## Begin DATASET

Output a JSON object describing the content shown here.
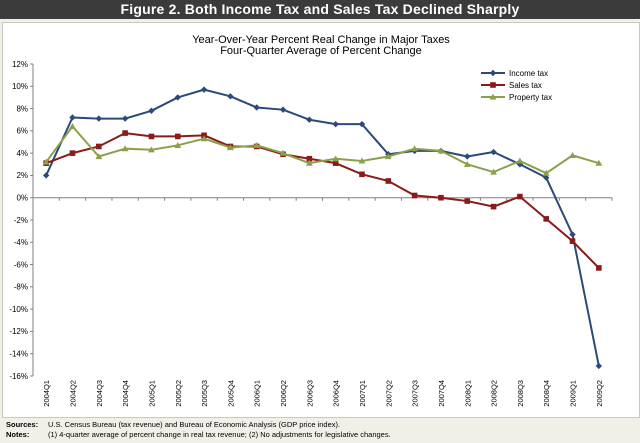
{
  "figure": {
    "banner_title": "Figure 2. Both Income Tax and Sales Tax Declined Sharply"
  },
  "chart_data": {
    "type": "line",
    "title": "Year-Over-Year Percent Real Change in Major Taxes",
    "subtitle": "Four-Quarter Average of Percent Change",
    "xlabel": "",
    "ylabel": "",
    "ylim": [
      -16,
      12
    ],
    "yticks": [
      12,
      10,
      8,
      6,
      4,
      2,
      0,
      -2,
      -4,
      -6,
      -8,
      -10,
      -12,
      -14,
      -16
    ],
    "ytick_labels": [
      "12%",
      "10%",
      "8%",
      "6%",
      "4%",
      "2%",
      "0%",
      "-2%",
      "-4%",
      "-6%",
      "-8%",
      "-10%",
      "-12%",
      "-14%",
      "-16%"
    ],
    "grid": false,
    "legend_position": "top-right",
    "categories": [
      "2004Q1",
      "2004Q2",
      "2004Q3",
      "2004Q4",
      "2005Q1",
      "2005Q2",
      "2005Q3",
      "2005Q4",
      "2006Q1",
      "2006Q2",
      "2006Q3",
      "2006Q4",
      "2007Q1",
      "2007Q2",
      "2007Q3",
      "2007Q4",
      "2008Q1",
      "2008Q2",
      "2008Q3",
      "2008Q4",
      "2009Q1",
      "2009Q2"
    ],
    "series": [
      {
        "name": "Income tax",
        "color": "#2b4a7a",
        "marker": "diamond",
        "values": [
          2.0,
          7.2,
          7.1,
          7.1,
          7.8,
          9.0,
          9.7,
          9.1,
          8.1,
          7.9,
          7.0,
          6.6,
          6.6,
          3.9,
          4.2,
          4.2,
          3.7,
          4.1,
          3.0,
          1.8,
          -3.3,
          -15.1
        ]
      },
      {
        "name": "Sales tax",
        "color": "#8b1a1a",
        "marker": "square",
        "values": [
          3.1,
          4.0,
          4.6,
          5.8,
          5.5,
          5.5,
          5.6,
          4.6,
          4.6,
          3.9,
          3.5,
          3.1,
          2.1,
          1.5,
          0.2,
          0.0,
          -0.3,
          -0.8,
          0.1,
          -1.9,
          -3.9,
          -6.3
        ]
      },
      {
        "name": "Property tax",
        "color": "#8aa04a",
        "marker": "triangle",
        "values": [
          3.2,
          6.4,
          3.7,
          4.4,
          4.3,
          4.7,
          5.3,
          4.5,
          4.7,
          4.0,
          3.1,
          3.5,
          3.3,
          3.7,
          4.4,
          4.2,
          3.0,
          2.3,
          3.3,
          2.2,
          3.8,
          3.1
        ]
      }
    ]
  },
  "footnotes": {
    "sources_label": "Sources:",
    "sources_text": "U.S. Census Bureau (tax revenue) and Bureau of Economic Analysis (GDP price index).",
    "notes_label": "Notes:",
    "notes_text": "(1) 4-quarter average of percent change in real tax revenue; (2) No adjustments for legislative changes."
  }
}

## End DATASET

The entries above should be reproduced exactly, without their pictures.

ANSWER TO THE PROBLEM ::
Output a JSON object describing the content shown here.
{
  "figure": {
    "banner_title": "Figure 2. Both Income Tax and Sales Tax Declined Sharply"
  },
  "chart_data": {
    "type": "line",
    "title": "Year-Over-Year Percent Real Change in Major Taxes",
    "subtitle": "Four-Quarter Average of Percent Change",
    "xlabel": "",
    "ylabel": "",
    "ylim": [
      -16,
      12
    ],
    "yticks": [
      12,
      10,
      8,
      6,
      4,
      2,
      0,
      -2,
      -4,
      -6,
      -8,
      -10,
      -12,
      -14,
      -16
    ],
    "ytick_labels": [
      "12%",
      "10%",
      "8%",
      "6%",
      "4%",
      "2%",
      "0%",
      "-2%",
      "-4%",
      "-6%",
      "-8%",
      "-10%",
      "-12%",
      "-14%",
      "-16%"
    ],
    "grid": false,
    "legend_position": "top-right",
    "categories": [
      "2004Q1",
      "2004Q2",
      "2004Q3",
      "2004Q4",
      "2005Q1",
      "2005Q2",
      "2005Q3",
      "2005Q4",
      "2006Q1",
      "2006Q2",
      "2006Q3",
      "2006Q4",
      "2007Q1",
      "2007Q2",
      "2007Q3",
      "2007Q4",
      "2008Q1",
      "2008Q2",
      "2008Q3",
      "2008Q4",
      "2009Q1",
      "2009Q2"
    ],
    "series": [
      {
        "name": "Income tax",
        "color": "#2b4a7a",
        "marker": "diamond",
        "values": [
          2.0,
          7.2,
          7.1,
          7.1,
          7.8,
          9.0,
          9.7,
          9.1,
          8.1,
          7.9,
          7.0,
          6.6,
          6.6,
          3.9,
          4.2,
          4.2,
          3.7,
          4.1,
          3.0,
          1.8,
          -3.3,
          -15.1
        ]
      },
      {
        "name": "Sales tax",
        "color": "#8b1a1a",
        "marker": "square",
        "values": [
          3.1,
          4.0,
          4.6,
          5.8,
          5.5,
          5.5,
          5.6,
          4.6,
          4.6,
          3.9,
          3.5,
          3.1,
          2.1,
          1.5,
          0.2,
          0.0,
          -0.3,
          -0.8,
          0.1,
          -1.9,
          -3.9,
          -6.3
        ]
      },
      {
        "name": "Property tax",
        "color": "#8aa04a",
        "marker": "triangle",
        "values": [
          3.2,
          6.4,
          3.7,
          4.4,
          4.3,
          4.7,
          5.3,
          4.5,
          4.7,
          4.0,
          3.1,
          3.5,
          3.3,
          3.7,
          4.4,
          4.2,
          3.0,
          2.3,
          3.3,
          2.2,
          3.8,
          3.1
        ]
      }
    ]
  },
  "footnotes": {
    "sources_label": "Sources:",
    "sources_text": "U.S. Census Bureau (tax revenue) and Bureau of Economic Analysis (GDP price index).",
    "notes_label": "Notes:",
    "notes_text": "(1) 4-quarter average of percent change in real tax revenue; (2) No adjustments for legislative changes."
  }
}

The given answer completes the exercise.